A single number is required: how many lines in the data below contain "reactions".

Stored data

⁂

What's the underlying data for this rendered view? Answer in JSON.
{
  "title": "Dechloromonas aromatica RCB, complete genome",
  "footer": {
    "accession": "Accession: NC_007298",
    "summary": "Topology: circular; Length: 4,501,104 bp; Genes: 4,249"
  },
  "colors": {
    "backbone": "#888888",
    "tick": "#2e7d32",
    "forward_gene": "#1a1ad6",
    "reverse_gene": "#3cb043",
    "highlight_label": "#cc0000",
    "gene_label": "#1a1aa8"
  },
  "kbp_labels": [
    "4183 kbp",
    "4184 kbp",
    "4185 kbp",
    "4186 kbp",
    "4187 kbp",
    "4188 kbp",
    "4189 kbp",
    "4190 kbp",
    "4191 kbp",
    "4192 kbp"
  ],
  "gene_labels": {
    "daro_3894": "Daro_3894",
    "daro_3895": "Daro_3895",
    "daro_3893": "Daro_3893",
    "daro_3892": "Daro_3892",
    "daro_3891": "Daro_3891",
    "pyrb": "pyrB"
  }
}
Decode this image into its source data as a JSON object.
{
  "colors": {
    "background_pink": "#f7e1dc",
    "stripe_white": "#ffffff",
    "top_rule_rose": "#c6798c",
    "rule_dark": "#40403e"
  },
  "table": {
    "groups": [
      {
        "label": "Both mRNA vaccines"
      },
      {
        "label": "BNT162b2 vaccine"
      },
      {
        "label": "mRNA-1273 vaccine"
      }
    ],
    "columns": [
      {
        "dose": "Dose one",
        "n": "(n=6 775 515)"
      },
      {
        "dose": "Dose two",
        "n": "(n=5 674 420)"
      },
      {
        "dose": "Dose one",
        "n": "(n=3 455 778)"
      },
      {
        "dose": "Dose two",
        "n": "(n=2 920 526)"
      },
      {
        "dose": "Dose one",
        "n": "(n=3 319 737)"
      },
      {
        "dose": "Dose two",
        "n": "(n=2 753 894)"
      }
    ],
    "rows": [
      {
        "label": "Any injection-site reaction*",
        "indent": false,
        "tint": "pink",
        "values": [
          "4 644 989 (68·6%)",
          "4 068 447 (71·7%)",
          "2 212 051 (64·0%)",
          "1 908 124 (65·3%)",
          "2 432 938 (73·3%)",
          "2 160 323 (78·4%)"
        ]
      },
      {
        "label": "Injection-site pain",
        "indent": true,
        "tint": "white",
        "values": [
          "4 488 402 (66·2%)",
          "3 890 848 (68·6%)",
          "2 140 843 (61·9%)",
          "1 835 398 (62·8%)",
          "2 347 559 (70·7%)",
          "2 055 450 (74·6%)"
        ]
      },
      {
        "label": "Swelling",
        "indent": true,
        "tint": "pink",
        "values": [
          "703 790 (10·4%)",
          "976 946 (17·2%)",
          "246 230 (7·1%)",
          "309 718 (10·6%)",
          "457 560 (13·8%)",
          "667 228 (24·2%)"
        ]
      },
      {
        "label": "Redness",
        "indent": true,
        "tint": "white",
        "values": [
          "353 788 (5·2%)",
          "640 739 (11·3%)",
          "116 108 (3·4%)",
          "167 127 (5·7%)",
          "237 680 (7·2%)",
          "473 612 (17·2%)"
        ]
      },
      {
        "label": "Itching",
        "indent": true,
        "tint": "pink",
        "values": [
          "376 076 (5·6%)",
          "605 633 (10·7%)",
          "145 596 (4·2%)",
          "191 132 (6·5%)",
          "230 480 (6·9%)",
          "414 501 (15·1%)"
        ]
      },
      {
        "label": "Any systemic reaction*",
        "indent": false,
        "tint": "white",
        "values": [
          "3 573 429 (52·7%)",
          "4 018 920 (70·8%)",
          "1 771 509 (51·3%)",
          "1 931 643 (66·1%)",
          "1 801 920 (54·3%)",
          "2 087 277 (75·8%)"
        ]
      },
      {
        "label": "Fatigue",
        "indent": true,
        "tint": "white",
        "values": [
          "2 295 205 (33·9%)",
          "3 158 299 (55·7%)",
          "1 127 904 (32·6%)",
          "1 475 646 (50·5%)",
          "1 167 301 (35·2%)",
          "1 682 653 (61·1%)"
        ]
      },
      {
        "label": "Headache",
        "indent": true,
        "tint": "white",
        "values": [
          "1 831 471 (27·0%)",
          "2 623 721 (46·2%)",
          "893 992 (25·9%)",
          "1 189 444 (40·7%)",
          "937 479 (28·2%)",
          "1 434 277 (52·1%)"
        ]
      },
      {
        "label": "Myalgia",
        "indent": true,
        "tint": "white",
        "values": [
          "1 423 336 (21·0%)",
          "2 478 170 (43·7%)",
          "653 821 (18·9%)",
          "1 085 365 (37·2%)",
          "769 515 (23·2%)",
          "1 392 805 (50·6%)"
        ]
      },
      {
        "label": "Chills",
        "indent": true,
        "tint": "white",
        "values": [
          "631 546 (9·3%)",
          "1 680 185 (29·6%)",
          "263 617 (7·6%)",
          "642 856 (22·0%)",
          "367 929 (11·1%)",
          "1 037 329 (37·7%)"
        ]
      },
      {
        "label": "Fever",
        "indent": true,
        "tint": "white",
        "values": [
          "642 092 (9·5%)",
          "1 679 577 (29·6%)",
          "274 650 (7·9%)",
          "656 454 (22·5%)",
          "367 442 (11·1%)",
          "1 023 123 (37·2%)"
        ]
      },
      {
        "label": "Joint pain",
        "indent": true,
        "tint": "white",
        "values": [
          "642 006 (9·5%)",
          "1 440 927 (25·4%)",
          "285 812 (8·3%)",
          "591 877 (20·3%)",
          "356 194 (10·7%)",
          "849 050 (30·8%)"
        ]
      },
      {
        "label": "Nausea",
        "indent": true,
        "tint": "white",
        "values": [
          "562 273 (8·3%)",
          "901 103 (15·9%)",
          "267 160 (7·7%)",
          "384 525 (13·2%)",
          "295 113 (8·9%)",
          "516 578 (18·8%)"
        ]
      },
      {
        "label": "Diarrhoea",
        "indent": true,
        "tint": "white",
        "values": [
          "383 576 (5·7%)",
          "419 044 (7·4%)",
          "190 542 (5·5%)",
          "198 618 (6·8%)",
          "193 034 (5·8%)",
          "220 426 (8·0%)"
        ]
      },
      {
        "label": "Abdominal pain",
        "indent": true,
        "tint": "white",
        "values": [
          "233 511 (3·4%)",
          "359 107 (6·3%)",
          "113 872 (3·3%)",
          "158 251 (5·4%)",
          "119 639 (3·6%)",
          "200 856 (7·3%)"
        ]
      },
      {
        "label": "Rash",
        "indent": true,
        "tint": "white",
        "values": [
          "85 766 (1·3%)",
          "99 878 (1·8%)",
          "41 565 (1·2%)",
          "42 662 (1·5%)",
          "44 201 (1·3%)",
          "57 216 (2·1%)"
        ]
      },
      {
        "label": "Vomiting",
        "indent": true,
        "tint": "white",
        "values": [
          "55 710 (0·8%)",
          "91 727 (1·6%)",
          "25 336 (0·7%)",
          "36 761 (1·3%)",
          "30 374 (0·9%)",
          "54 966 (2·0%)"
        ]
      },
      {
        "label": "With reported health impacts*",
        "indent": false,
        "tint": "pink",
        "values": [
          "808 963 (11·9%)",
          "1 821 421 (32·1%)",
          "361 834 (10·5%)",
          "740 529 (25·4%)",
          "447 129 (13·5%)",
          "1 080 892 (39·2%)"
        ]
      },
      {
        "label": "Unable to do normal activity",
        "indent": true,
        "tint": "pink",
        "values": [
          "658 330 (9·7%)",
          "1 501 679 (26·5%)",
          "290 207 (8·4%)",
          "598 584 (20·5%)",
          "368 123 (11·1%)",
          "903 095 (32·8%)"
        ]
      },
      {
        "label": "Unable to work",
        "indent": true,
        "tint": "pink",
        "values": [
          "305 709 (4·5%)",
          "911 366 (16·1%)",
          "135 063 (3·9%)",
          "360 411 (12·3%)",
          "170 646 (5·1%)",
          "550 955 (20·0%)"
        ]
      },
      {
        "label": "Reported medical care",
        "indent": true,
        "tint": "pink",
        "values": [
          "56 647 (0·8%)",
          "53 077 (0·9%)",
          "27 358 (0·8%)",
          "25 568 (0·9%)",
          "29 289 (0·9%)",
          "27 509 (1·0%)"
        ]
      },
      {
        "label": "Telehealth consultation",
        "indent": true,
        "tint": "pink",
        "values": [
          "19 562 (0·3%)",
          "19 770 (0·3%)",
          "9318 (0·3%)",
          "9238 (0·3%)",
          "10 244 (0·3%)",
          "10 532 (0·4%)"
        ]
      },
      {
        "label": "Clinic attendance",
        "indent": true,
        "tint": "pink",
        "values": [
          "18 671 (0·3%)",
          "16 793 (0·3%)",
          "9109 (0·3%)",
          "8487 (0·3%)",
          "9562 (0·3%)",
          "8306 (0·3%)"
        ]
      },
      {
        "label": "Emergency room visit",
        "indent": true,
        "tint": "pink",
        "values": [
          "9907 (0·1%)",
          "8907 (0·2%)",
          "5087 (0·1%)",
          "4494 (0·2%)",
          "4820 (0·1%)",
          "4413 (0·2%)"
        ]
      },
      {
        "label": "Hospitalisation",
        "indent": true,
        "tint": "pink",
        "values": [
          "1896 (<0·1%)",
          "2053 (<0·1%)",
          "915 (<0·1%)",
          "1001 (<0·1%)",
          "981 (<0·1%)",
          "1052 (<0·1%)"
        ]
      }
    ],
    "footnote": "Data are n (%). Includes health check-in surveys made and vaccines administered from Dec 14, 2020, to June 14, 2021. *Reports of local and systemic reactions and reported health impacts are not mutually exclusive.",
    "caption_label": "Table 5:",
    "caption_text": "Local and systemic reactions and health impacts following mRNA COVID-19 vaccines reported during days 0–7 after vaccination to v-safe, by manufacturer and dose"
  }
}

⁂

Reply
2